**OBJECTIVE**
Each line below should be quoted exactly, please.

**LISTING**
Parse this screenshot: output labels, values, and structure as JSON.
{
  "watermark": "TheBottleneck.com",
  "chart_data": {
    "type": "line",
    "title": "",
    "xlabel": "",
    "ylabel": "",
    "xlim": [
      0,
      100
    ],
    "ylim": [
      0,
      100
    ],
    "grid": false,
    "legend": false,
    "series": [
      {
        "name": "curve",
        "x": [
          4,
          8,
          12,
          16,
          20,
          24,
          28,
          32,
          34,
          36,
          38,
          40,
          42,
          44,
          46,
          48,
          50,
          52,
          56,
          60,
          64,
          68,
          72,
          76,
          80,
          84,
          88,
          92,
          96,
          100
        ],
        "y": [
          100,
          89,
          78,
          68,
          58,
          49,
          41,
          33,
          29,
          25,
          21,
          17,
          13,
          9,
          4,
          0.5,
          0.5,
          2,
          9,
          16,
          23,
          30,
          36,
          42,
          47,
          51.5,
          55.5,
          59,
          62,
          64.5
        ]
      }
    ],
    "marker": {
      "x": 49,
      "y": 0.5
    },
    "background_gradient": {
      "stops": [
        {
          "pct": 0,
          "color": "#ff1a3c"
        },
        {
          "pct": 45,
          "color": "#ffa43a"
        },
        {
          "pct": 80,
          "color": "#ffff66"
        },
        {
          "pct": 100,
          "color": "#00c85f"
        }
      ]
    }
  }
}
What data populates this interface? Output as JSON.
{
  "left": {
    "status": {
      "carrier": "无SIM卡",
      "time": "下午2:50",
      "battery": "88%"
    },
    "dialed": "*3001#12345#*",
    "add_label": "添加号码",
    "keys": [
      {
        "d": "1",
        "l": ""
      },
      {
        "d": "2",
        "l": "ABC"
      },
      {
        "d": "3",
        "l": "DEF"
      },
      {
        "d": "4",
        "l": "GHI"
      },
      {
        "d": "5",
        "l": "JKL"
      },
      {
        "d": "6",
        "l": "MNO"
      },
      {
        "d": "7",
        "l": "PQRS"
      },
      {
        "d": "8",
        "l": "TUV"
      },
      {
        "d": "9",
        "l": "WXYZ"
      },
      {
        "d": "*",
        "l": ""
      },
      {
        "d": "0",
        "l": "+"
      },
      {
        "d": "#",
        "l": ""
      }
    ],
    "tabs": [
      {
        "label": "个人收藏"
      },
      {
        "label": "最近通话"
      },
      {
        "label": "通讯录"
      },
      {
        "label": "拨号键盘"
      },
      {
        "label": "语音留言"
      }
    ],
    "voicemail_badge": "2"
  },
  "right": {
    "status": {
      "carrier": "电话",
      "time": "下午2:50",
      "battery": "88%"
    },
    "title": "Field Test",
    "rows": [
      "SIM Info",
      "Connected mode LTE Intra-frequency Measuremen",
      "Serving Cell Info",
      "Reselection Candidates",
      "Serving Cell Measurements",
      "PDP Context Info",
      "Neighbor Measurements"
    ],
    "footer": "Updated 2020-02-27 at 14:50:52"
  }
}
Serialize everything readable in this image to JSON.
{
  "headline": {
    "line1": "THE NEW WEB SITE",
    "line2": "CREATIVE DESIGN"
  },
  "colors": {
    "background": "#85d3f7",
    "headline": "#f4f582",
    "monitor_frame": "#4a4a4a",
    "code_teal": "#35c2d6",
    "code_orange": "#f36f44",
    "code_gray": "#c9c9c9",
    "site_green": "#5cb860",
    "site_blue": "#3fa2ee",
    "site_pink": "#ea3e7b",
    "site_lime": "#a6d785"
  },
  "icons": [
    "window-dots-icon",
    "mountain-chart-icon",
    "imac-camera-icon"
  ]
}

**EXERCISE OUTPUT**
Parse this screenshot: output labels, values, and structure as JSON.
{
  "watermark": "TheBottleneck.com",
  "chart_data": {
    "type": "line",
    "title": "",
    "xlabel": "",
    "ylabel": "",
    "xlim": [
      0,
      100
    ],
    "ylim": [
      0,
      100
    ],
    "grid": false,
    "legend": false,
    "series": [
      {
        "name": "curve",
        "x": [
          4,
          8,
          12,
          16,
          20,
          24,
          28,
          32,
          34,
          36,
          38,
          40,
          42,
          44,
          46,
          48,
          50,
          52,
          56,
          60,
          64,
          68,
          72,
          76,
          80,
          84,
          88,
          92,
          96,
          100
        ],
        "y": [
          100,
          89,
          78,
          68,
          58,
          49,
          41,
          33,
          29,
          25,
          21,
          17,
          13,
          9,
          4,
          0.5,
          0.5,
          2,
          9,
          16,
          23,
          30,
          36,
          42,
          47,
          51.5,
          55.5,
          59,
          62,
          64.5
        ]
      }
    ],
    "marker": {
      "x": 49,
      "y": 0.5
    },
    "background_gradient": {
      "stops": [
        {
          "pct": 0,
          "color": "#ff1a3c"
        },
        {
          "pct": 45,
          "color": "#ffa43a"
        },
        {
          "pct": 80,
          "color": "#ffff66"
        },
        {
          "pct": 100,
          "color": "#00c85f"
        }
      ]
    }
  }
}
What data populates this interface? Output as JSON.
{
  "left": {
    "status": {
      "carrier": "无SIM卡",
      "time": "下午2:50",
      "battery": "88%"
    },
    "dialed": "*3001#12345#*",
    "add_label": "添加号码",
    "keys": [
      {
        "d": "1",
        "l": ""
      },
      {
        "d": "2",
        "l": "ABC"
      },
      {
        "d": "3",
        "l": "DEF"
      },
      {
        "d": "4",
        "l": "GHI"
      },
      {
        "d": "5",
        "l": "JKL"
      },
      {
        "d": "6",
        "l": "MNO"
      },
      {
        "d": "7",
        "l": "PQRS"
      },
      {
        "d": "8",
        "l": "TUV"
      },
      {
        "d": "9",
        "l": "WXYZ"
      },
      {
        "d": "*",
        "l": ""
      },
      {
        "d": "0",
        "l": "+"
      },
      {
        "d": "#",
        "l": ""
      }
    ],
    "tabs": [
      {
        "label": "个人收藏"
      },
      {
        "label": "最近通话"
      },
      {
        "label": "通讯录"
      },
      {
        "label": "拨号键盘"
      },
      {
        "label": "语音留言"
      }
    ],
    "voicemail_badge": "2"
  },
  "right": {
    "status": {
      "carrier": "电话",
      "time": "下午2:50",
      "battery": "88%"
    },
    "title": "Field Test",
    "rows": [
      "SIM Info",
      "Connected mode LTE Intra-frequency Measuremen",
      "Serving Cell Info",
      "Reselection Candidates",
      "Serving Cell Measurements",
      "PDP Context Info",
      "Neighbor Measurements"
    ],
    "footer": "Updated 2020-02-27 at 14:50:52"
  }
}
Serialize everything readable in this image to JSON.
{
  "headline": {
    "line1": "THE NEW WEB SITE",
    "line2": "CREATIVE DESIGN"
  },
  "colors": {
    "background": "#85d3f7",
    "headline": "#f4f582",
    "monitor_frame": "#4a4a4a",
    "code_teal": "#35c2d6",
    "code_orange": "#f36f44",
    "code_gray": "#c9c9c9",
    "site_green": "#5cb860",
    "site_blue": "#3fa2ee",
    "site_pink": "#ea3e7b",
    "site_lime": "#a6d785"
  },
  "icons": [
    "window-dots-icon",
    "mountain-chart-icon",
    "imac-camera-icon"
  ]
}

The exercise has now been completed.